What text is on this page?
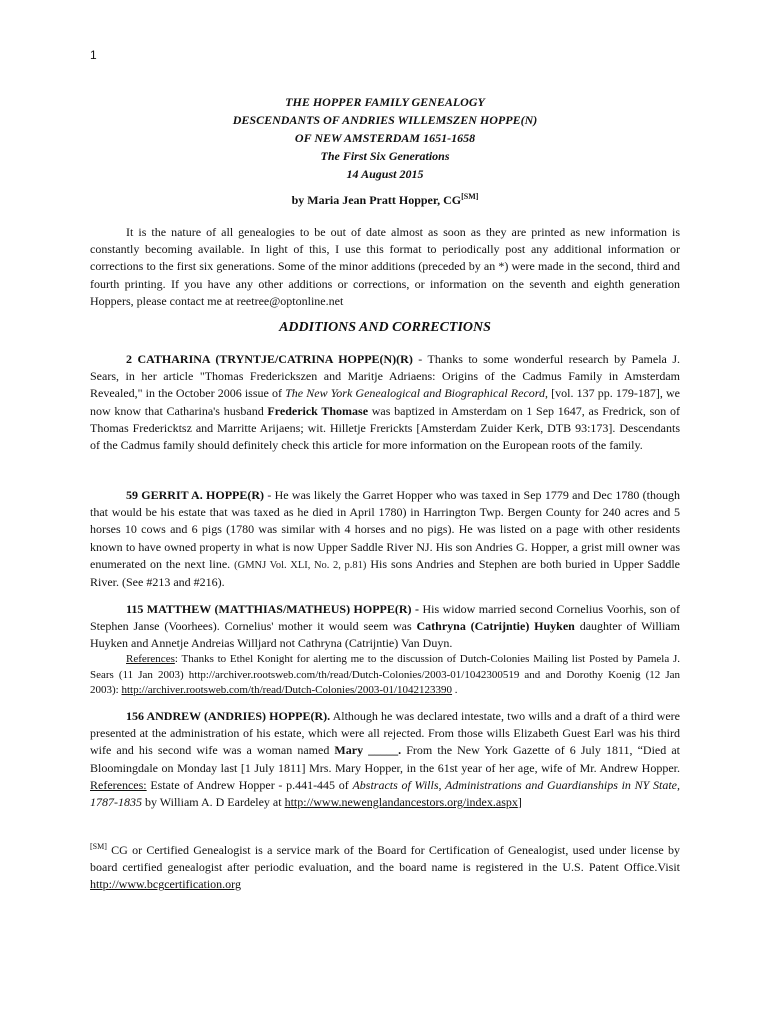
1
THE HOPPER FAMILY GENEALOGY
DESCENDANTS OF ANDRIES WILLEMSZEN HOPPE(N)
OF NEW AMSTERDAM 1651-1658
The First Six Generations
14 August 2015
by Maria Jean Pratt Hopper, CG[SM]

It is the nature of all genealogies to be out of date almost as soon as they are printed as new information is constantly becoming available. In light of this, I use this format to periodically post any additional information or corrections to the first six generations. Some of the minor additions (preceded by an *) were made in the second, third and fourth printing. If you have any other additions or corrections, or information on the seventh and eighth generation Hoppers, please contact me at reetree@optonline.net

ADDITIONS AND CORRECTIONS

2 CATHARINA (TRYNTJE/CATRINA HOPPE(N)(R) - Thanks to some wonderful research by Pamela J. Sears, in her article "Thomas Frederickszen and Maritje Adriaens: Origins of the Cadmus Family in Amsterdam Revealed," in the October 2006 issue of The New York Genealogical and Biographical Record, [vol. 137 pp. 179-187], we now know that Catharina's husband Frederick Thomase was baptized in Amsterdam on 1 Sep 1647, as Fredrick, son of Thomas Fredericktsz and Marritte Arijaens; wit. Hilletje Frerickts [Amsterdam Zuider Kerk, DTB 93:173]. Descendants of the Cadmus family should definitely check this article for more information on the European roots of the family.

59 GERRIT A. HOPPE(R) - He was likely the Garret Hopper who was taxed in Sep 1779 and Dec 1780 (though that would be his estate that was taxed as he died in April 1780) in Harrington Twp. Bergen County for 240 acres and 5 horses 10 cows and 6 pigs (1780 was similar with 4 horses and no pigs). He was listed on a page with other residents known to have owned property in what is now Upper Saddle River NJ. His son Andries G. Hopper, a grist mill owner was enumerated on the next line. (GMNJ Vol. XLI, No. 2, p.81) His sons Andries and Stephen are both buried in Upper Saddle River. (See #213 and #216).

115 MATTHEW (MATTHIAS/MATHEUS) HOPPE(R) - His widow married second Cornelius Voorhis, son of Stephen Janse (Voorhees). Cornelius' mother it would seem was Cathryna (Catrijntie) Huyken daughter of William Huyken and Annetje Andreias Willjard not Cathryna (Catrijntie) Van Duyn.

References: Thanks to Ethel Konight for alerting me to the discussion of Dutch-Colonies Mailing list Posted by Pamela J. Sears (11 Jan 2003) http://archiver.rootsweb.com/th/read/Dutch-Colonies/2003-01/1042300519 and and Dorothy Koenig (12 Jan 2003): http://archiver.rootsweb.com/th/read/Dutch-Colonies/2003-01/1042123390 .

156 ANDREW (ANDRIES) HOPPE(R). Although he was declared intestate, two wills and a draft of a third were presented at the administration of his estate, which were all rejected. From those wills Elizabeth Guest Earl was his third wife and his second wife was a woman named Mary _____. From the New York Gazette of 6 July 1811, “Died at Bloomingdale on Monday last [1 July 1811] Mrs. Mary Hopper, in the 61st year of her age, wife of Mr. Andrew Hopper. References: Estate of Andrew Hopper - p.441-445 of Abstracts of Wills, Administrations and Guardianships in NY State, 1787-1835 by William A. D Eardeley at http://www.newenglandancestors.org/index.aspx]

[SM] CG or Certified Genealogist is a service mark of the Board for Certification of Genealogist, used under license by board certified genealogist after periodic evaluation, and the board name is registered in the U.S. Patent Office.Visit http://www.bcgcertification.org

• **TASK STATEMENT**: Images should not appear in the copy; retype the listing above exactly.

• **RESULT**:
What text is on this page?
1
THE HOPPER FAMILY GENEALOGY
DESCENDANTS OF ANDRIES WILLEMSZEN HOPPE(N)
OF NEW AMSTERDAM 1651-1658
The First Six Generations
14 August 2015
by Maria Jean Pratt Hopper, CG[SM]

It is the nature of all genealogies to be out of date almost as soon as they are printed as new information is constantly becoming available. In light of this, I use this format to periodically post any additional information or corrections to the first six generations. Some of the minor additions (preceded by an *) were made in the second, third and fourth printing. If you have any other additions or corrections, or information on the seventh and eighth generation Hoppers, please contact me at reetree@optonline.net

ADDITIONS AND CORRECTIONS

2 CATHARINA (TRYNTJE/CATRINA HOPPE(N)(R) - Thanks to some wonderful research by Pamela J. Sears, in her article "Thomas Frederickszen and Maritje Adriaens: Origins of the Cadmus Family in Amsterdam Revealed," in the October 2006 issue of The New York Genealogical and Biographical Record, [vol. 137 pp. 179-187], we now know that Catharina's husband Frederick Thomase was baptized in Amsterdam on 1 Sep 1647, as Fredrick, son of Thomas Fredericktsz and Marritte Arijaens; wit. Hilletje Frerickts [Amsterdam Zuider Kerk, DTB 93:173]. Descendants of the Cadmus family should definitely check this article for more information on the European roots of the family.

59 GERRIT A. HOPPE(R) - He was likely the Garret Hopper who was taxed in Sep 1779 and Dec 1780 (though that would be his estate that was taxed as he died in April 1780) in Harrington Twp. Bergen County for 240 acres and 5 horses 10 cows and 6 pigs (1780 was similar with 4 horses and no pigs). He was listed on a page with other residents known to have owned property in what is now Upper Saddle River NJ. His son Andries G. Hopper, a grist mill owner was enumerated on the next line. (GMNJ Vol. XLI, No. 2, p.81) His sons Andries and Stephen are both buried in Upper Saddle River. (See #213 and #216).

115 MATTHEW (MATTHIAS/MATHEUS) HOPPE(R) - His widow married second Cornelius Voorhis, son of Stephen Janse (Voorhees). Cornelius' mother it would seem was Cathryna (Catrijntie) Huyken daughter of William Huyken and Annetje Andreias Willjard not Cathryna (Catrijntie) Van Duyn.

References: Thanks to Ethel Konight for alerting me to the discussion of Dutch-Colonies Mailing list Posted by Pamela J. Sears (11 Jan 2003) http://archiver.rootsweb.com/th/read/Dutch-Colonies/2003-01/1042300519 and and Dorothy Koenig (12 Jan 2003): http://archiver.rootsweb.com/th/read/Dutch-Colonies/2003-01/1042123390 .

156 ANDREW (ANDRIES) HOPPE(R). Although he was declared intestate, two wills and a draft of a third were presented at the administration of his estate, which were all rejected. From those wills Elizabeth Guest Earl was his third wife and his second wife was a woman named Mary _____. From the New York Gazette of 6 July 1811, “Died at Bloomingdale on Monday last [1 July 1811] Mrs. Mary Hopper, in the 61st year of her age, wife of Mr. Andrew Hopper. References: Estate of Andrew Hopper - p.441-445 of Abstracts of Wills, Administrations and Guardianships in NY State, 1787-1835 by William A. D Eardeley at http://www.newenglandancestors.org/index.aspx]

[SM] CG or Certified Genealogist is a service mark of the Board for Certification of Genealogist, used under license by board certified genealogist after periodic evaluation, and the board name is registered in the U.S. Patent Office.Visit http://www.bcgcertification.org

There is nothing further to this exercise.